WHAT IS REQUIRED ▸ Please quote every line word for word.

──────────────────────────────

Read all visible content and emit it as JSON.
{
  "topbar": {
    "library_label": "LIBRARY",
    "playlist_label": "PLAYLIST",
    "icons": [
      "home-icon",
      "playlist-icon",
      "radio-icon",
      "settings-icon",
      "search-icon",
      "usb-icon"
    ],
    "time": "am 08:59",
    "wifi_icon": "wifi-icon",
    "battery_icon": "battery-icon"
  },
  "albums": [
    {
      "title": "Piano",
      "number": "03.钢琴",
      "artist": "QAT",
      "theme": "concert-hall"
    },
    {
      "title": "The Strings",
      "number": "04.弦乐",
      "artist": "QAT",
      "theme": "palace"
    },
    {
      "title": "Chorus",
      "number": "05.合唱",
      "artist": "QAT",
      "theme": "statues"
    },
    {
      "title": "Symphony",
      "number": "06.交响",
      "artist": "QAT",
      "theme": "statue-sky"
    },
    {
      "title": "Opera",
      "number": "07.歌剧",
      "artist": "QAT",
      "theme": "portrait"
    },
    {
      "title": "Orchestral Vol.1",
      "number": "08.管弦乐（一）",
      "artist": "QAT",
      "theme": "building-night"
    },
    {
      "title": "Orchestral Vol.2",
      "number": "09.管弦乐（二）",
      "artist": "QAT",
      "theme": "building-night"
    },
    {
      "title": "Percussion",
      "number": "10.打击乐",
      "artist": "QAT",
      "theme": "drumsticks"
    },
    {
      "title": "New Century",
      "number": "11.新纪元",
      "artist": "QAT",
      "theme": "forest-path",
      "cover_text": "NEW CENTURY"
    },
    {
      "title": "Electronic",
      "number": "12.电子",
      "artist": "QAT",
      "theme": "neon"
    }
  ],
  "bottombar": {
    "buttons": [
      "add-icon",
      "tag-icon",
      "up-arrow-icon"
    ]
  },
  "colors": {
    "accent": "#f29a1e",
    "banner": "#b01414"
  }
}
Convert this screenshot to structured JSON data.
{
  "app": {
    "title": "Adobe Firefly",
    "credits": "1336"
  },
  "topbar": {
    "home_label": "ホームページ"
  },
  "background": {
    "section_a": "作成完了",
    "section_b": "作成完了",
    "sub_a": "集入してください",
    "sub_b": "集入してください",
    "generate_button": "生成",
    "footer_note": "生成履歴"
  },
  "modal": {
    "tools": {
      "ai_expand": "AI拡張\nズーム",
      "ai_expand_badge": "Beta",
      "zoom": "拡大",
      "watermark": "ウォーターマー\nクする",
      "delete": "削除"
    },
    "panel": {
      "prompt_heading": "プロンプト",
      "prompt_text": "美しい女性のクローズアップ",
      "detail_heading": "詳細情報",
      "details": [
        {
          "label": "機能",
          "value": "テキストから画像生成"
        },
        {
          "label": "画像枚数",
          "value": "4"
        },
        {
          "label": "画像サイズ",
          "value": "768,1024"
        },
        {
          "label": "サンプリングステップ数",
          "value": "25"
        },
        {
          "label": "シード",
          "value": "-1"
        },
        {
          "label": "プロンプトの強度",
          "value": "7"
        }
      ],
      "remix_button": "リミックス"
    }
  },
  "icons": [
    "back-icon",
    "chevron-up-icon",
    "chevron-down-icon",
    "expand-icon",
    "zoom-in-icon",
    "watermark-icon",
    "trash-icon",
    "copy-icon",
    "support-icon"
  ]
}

──────────────────────────────

RESULT OF THE TASK ▸
Read all visible content and emit it as JSON.
{
  "topbar": {
    "library_label": "LIBRARY",
    "playlist_label": "PLAYLIST",
    "icons": [
      "home-icon",
      "playlist-icon",
      "radio-icon",
      "settings-icon",
      "search-icon",
      "usb-icon"
    ],
    "time": "am 08:59",
    "wifi_icon": "wifi-icon",
    "battery_icon": "battery-icon"
  },
  "albums": [
    {
      "title": "Piano",
      "number": "03.钢琴",
      "artist": "QAT",
      "theme": "concert-hall"
    },
    {
      "title": "The Strings",
      "number": "04.弦乐",
      "artist": "QAT",
      "theme": "palace"
    },
    {
      "title": "Chorus",
      "number": "05.合唱",
      "artist": "QAT",
      "theme": "statues"
    },
    {
      "title": "Symphony",
      "number": "06.交响",
      "artist": "QAT",
      "theme": "statue-sky"
    },
    {
      "title": "Opera",
      "number": "07.歌剧",
      "artist": "QAT",
      "theme": "portrait"
    },
    {
      "title": "Orchestral Vol.1",
      "number": "08.管弦乐（一）",
      "artist": "QAT",
      "theme": "building-night"
    },
    {
      "title": "Orchestral Vol.2",
      "number": "09.管弦乐（二）",
      "artist": "QAT",
      "theme": "building-night"
    },
    {
      "title": "Percussion",
      "number": "10.打击乐",
      "artist": "QAT",
      "theme": "drumsticks"
    },
    {
      "title": "New Century",
      "number": "11.新纪元",
      "artist": "QAT",
      "theme": "forest-path",
      "cover_text": "NEW CENTURY"
    },
    {
      "title": "Electronic",
      "number": "12.电子",
      "artist": "QAT",
      "theme": "neon"
    }
  ],
  "bottombar": {
    "buttons": [
      "add-icon",
      "tag-icon",
      "up-arrow-icon"
    ]
  },
  "colors": {
    "accent": "#f29a1e",
    "banner": "#b01414"
  }
}
Convert this screenshot to structured JSON data.
{
  "app": {
    "title": "Adobe Firefly",
    "credits": "1336"
  },
  "topbar": {
    "home_label": "ホームページ"
  },
  "background": {
    "section_a": "作成完了",
    "section_b": "作成完了",
    "sub_a": "集入してください",
    "sub_b": "集入してください",
    "generate_button": "生成",
    "footer_note": "生成履歴"
  },
  "modal": {
    "tools": {
      "ai_expand": "AI拡張\nズーム",
      "ai_expand_badge": "Beta",
      "zoom": "拡大",
      "watermark": "ウォーターマー\nクする",
      "delete": "削除"
    },
    "panel": {
      "prompt_heading": "プロンプト",
      "prompt_text": "美しい女性のクローズアップ",
      "detail_heading": "詳細情報",
      "details": [
        {
          "label": "機能",
          "value": "テキストから画像生成"
        },
        {
          "label": "画像枚数",
          "value": "4"
        },
        {
          "label": "画像サイズ",
          "value": "768,1024"
        },
        {
          "label": "サンプリングステップ数",
          "value": "25"
        },
        {
          "label": "シード",
          "value": "-1"
        },
        {
          "label": "プロンプトの強度",
          "value": "7"
        }
      ],
      "remix_button": "リミックス"
    }
  },
  "icons": [
    "back-icon",
    "chevron-up-icon",
    "chevron-down-icon",
    "expand-icon",
    "zoom-in-icon",
    "watermark-icon",
    "trash-icon",
    "copy-icon",
    "support-icon"
  ]
}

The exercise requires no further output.